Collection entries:
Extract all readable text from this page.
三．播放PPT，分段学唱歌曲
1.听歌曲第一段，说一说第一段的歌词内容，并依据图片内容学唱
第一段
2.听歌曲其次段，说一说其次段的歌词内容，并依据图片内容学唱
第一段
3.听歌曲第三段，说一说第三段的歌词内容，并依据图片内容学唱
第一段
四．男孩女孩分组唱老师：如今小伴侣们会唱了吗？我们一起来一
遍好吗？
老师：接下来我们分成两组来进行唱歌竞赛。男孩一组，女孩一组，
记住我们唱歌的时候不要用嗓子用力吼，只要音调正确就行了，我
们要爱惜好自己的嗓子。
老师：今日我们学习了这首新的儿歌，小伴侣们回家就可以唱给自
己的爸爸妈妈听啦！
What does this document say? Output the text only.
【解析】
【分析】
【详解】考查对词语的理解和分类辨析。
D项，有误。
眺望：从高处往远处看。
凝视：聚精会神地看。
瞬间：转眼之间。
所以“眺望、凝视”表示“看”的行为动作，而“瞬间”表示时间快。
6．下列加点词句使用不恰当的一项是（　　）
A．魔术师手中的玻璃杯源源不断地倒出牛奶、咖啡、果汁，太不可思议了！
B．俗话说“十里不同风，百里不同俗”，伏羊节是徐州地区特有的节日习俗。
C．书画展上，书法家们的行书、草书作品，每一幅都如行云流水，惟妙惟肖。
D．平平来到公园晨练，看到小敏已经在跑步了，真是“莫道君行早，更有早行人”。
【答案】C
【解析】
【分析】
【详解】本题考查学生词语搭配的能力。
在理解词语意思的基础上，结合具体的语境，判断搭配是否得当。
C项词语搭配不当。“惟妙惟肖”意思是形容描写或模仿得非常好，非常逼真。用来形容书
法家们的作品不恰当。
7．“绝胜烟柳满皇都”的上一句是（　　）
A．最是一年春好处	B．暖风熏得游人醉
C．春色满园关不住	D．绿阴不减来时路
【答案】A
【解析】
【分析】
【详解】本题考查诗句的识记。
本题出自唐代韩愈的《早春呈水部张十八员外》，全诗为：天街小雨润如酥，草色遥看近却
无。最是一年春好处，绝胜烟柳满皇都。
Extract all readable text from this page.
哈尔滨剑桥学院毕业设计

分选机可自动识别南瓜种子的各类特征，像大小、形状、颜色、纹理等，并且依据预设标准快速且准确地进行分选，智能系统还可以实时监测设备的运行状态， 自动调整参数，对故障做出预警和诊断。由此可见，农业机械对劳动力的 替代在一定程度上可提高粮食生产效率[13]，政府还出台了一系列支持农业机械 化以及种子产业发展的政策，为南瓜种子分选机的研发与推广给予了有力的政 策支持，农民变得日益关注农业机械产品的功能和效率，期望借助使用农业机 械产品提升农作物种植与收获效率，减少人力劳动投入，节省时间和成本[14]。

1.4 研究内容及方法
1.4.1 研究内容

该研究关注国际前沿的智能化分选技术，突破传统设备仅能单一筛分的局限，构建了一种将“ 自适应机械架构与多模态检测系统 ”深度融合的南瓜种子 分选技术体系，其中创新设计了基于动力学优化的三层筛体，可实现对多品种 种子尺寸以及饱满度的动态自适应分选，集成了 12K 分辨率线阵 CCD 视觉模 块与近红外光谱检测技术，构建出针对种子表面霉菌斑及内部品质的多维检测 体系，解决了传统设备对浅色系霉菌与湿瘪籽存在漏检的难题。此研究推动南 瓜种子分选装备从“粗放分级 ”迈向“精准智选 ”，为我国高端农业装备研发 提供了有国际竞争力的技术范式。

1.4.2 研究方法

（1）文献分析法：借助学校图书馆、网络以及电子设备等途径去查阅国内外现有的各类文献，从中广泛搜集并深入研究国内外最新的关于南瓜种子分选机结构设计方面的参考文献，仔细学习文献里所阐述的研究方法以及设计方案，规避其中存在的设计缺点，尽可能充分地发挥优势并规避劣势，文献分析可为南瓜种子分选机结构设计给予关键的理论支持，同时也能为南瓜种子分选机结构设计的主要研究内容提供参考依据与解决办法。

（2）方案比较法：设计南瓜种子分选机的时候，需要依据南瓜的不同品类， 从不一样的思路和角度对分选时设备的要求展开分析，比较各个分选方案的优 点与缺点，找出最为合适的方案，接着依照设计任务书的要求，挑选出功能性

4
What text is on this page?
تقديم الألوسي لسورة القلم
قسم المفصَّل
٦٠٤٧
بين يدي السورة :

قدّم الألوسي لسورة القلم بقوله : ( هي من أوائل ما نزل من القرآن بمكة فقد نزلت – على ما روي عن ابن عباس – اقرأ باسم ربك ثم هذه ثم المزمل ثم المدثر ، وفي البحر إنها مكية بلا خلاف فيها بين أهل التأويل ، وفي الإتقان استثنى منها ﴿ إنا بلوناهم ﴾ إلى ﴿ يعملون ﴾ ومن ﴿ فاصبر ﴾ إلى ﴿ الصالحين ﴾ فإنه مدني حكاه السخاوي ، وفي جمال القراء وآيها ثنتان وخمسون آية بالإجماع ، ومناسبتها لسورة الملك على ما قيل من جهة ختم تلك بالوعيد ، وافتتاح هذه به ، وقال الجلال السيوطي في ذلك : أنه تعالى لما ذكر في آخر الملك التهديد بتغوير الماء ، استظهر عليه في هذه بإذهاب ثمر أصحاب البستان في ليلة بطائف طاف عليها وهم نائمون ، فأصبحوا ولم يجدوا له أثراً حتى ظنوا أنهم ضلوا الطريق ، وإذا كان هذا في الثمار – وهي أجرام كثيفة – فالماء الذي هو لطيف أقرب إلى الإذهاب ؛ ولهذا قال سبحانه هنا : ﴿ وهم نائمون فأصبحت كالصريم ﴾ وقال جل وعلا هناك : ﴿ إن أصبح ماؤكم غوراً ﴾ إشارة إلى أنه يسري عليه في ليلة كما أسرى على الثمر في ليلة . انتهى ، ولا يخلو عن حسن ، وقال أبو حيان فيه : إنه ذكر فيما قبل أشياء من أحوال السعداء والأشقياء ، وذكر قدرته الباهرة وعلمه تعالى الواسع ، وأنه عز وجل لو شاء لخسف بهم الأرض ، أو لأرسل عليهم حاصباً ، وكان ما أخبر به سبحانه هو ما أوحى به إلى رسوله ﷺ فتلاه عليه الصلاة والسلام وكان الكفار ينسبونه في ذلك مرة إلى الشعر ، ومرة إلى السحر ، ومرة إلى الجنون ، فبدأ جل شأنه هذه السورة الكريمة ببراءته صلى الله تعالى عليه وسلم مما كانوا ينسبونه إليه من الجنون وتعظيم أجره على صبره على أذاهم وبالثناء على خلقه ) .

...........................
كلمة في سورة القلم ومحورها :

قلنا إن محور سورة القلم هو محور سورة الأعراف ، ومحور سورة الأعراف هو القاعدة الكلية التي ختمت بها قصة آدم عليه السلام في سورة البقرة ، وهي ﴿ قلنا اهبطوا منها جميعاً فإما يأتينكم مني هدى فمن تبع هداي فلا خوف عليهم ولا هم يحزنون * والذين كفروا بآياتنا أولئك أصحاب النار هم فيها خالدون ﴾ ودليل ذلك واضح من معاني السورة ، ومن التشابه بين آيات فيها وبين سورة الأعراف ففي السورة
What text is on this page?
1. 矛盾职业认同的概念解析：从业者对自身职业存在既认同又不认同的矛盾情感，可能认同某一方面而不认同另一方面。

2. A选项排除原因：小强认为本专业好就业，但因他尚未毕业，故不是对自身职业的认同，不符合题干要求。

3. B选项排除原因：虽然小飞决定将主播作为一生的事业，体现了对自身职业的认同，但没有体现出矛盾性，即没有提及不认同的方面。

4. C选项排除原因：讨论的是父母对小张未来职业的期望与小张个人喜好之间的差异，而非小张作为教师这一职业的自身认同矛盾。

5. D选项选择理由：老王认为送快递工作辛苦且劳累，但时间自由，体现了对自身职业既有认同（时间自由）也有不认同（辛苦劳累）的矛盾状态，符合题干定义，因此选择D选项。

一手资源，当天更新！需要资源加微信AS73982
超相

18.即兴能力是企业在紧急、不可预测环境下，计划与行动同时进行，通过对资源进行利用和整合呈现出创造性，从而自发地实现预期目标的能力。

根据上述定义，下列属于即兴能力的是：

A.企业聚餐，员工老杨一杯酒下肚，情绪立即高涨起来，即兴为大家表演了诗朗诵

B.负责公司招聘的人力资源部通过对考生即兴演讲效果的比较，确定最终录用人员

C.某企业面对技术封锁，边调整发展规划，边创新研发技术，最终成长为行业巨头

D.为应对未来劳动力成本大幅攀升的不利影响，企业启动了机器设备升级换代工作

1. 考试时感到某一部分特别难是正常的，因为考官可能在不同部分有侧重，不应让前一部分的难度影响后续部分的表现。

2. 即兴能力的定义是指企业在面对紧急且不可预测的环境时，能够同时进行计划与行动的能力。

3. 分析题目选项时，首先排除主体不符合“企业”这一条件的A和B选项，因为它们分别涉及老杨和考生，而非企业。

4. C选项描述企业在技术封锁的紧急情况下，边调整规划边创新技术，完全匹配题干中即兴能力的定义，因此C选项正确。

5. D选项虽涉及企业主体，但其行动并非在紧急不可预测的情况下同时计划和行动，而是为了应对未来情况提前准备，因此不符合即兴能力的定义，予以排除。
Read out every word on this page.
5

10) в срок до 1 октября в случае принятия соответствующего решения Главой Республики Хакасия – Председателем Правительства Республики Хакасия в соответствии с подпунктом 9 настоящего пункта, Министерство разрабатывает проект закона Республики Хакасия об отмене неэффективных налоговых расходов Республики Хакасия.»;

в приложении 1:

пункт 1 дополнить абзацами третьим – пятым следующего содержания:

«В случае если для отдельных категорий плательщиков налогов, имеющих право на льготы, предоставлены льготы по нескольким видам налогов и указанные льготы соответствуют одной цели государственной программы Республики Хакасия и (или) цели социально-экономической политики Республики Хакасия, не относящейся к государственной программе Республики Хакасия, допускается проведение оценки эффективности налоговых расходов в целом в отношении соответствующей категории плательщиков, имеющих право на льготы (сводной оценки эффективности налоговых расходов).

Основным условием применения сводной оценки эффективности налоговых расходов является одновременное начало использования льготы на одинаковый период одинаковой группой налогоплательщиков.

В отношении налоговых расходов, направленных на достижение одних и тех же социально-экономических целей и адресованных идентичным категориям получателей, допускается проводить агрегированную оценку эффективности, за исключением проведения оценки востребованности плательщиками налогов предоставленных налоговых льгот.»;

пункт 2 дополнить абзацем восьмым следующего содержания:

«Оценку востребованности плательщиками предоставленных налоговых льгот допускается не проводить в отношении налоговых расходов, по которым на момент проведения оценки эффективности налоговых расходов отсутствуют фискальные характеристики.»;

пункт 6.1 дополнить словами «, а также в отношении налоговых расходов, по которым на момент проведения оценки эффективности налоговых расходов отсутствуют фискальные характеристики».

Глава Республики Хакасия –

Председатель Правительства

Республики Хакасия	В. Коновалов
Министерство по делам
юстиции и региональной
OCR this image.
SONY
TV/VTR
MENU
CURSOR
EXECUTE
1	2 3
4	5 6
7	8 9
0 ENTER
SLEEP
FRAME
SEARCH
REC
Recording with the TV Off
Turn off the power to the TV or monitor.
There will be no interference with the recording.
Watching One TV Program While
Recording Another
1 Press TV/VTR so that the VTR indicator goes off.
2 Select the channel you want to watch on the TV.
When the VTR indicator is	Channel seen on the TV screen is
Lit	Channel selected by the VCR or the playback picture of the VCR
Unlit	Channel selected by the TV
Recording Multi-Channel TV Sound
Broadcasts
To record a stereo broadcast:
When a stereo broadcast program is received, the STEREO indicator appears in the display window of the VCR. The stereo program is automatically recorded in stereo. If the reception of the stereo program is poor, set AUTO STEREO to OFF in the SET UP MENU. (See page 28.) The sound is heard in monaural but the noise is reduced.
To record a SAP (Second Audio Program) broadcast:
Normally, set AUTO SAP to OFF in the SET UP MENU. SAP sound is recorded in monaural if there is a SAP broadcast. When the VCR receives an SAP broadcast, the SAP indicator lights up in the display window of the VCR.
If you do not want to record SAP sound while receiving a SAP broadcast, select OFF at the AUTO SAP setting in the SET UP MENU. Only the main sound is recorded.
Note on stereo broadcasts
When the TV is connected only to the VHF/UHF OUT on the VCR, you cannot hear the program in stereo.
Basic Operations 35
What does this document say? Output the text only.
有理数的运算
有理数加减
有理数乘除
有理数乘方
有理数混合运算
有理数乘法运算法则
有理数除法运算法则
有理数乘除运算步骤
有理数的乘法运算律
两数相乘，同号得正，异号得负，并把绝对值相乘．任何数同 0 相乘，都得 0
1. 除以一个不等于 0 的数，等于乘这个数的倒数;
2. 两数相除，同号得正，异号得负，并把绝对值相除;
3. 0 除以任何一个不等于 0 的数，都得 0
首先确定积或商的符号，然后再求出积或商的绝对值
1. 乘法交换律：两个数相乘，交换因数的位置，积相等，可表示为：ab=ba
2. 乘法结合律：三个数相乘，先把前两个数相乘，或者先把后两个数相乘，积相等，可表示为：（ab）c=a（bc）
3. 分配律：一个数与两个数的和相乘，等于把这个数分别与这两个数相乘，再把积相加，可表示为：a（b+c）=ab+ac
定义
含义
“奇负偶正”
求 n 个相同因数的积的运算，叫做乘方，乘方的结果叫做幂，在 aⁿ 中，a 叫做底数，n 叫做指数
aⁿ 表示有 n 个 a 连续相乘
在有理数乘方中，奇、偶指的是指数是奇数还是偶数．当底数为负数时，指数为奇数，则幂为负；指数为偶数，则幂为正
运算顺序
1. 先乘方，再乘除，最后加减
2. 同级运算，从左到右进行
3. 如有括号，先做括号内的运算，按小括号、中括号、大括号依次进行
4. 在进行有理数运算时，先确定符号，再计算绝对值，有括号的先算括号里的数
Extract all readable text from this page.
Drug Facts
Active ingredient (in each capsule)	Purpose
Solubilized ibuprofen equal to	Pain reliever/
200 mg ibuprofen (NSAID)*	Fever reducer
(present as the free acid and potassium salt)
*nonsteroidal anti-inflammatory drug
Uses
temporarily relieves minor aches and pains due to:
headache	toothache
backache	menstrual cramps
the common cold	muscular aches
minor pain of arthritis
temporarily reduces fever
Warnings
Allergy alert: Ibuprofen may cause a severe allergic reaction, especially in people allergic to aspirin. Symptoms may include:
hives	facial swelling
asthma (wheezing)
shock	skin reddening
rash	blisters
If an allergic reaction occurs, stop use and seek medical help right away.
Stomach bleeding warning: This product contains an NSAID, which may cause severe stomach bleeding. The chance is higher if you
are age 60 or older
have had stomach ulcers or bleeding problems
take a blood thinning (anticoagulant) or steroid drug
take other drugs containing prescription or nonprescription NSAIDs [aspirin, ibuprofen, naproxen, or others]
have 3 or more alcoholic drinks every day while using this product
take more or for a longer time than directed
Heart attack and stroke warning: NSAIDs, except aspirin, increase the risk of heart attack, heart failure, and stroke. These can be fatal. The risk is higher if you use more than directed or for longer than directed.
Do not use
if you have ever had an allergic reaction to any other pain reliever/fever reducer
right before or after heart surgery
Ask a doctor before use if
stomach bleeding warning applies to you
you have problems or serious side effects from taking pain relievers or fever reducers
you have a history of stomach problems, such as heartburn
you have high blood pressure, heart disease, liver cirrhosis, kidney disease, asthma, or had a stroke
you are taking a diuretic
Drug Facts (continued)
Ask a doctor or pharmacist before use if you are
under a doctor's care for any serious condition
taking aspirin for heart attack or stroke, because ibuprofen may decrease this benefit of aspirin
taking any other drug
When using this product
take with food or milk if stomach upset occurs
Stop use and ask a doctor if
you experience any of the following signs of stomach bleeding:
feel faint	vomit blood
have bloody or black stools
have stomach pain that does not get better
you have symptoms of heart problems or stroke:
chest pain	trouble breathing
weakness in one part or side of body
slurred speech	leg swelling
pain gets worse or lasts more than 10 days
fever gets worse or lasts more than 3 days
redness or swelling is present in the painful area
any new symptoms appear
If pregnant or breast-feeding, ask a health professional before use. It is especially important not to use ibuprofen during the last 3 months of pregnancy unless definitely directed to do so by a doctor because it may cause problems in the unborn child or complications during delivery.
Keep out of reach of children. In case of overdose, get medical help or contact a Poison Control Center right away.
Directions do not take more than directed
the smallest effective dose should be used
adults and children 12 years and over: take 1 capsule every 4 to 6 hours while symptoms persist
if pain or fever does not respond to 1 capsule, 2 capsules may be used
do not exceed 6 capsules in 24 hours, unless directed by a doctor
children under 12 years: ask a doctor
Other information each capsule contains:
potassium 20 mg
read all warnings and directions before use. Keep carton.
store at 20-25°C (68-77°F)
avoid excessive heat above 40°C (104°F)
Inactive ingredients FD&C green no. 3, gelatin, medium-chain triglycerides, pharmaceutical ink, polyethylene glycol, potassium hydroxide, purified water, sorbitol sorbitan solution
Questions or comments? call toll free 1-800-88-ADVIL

EXERCISE DIRECTIONS —
Determine how many lines of the listing above hold the word "reaction". Report that number without anything else.

SOLUTION FOR THIS EXERCISE —
3